§ PROBLEM DETAILS
State how many lines of the records contain the string "name". Give the number alone.

§ DATA SUPPLIED

***

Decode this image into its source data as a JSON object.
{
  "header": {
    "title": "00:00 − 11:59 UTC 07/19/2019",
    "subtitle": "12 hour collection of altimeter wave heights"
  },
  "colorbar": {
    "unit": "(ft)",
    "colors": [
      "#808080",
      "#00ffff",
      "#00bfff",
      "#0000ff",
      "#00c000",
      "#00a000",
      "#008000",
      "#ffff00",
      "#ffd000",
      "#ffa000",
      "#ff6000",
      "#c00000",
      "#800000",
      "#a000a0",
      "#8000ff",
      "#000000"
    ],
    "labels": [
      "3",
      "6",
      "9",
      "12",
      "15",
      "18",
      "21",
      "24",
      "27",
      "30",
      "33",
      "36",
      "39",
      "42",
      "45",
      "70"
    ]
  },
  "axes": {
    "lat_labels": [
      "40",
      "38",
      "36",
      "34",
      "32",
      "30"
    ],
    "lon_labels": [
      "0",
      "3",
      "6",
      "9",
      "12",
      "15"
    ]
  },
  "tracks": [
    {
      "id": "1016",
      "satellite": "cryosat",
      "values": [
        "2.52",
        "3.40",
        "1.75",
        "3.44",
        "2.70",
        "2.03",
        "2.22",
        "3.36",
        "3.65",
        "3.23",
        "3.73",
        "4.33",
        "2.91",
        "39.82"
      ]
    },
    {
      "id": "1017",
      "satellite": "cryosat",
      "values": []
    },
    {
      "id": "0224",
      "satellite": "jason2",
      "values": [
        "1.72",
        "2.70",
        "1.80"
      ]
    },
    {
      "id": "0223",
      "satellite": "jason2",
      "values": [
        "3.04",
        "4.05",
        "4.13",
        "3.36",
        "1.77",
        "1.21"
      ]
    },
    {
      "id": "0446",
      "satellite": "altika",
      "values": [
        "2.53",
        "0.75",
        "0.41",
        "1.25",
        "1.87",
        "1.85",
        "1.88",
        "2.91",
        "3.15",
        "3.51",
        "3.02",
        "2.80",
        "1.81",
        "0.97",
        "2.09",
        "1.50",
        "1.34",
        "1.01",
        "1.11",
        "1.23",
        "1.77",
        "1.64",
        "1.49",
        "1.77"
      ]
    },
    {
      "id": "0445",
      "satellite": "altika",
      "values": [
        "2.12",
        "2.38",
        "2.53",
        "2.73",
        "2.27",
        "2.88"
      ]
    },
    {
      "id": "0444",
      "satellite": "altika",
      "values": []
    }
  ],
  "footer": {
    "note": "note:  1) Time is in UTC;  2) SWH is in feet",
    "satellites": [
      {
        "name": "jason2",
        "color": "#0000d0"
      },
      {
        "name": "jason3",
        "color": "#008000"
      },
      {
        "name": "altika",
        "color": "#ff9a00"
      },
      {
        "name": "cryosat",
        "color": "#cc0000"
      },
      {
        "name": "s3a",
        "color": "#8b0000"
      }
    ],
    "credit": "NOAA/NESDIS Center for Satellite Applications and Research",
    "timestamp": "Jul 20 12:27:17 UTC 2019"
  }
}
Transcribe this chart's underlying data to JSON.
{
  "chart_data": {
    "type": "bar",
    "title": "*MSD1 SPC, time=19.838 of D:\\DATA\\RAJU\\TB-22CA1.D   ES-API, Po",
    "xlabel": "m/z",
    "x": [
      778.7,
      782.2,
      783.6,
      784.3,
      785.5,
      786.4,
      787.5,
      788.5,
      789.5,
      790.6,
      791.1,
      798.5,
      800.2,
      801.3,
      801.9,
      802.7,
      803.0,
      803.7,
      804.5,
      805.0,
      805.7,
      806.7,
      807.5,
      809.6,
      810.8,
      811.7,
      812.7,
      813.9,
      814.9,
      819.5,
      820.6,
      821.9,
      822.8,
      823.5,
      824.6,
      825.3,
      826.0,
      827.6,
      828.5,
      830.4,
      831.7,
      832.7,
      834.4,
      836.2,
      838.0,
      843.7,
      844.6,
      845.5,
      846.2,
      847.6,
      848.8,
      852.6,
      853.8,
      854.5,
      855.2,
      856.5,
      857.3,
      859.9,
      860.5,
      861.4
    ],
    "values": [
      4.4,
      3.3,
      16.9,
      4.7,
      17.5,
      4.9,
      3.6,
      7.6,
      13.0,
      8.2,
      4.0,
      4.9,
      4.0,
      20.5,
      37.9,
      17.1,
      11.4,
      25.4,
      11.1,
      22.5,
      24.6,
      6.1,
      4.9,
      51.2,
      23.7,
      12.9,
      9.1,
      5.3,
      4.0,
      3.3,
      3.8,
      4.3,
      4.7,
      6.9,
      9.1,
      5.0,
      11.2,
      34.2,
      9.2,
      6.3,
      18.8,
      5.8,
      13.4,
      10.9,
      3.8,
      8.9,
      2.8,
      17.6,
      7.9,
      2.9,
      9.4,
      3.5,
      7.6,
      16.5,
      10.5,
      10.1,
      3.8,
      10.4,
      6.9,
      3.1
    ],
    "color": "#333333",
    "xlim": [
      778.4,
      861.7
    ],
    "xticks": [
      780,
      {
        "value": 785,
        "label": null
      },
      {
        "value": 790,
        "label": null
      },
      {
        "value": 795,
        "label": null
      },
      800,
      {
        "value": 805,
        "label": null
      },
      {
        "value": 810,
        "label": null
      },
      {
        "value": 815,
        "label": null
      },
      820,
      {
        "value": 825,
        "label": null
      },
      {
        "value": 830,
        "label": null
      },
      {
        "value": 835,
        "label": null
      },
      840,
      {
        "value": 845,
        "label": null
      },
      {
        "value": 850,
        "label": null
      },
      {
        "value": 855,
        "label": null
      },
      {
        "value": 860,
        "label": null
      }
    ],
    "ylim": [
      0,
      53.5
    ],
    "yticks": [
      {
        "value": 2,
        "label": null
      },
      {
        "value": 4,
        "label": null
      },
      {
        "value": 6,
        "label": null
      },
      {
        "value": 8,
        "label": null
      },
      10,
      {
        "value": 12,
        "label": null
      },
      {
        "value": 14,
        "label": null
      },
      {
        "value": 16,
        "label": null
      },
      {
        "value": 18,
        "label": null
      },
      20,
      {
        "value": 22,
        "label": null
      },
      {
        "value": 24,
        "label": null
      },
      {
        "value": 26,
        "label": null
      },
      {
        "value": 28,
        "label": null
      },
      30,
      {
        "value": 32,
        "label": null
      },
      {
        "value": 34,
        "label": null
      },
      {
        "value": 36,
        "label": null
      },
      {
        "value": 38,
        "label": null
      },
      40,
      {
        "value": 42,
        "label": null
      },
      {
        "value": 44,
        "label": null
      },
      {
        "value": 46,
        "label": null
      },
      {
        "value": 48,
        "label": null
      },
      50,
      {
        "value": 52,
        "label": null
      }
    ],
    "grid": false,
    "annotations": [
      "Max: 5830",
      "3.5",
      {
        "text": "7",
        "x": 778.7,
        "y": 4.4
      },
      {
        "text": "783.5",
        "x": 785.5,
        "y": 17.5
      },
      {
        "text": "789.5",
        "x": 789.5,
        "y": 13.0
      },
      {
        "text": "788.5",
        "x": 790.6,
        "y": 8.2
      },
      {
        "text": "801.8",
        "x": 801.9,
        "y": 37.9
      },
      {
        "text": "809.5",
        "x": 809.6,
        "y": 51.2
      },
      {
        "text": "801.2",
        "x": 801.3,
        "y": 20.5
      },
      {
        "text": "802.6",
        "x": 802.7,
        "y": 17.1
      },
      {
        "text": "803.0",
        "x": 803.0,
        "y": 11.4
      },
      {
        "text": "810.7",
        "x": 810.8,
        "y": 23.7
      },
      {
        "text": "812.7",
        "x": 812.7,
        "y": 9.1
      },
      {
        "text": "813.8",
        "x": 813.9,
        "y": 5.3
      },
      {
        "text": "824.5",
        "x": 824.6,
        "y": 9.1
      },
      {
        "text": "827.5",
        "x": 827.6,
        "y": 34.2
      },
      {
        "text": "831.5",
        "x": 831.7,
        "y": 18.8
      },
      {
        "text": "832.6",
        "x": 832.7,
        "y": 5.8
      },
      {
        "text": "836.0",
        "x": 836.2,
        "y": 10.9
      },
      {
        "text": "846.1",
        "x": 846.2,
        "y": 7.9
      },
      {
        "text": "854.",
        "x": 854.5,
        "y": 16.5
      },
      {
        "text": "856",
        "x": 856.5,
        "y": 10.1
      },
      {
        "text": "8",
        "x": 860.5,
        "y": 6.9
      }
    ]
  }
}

***

§ WRITTEN ANSWER
5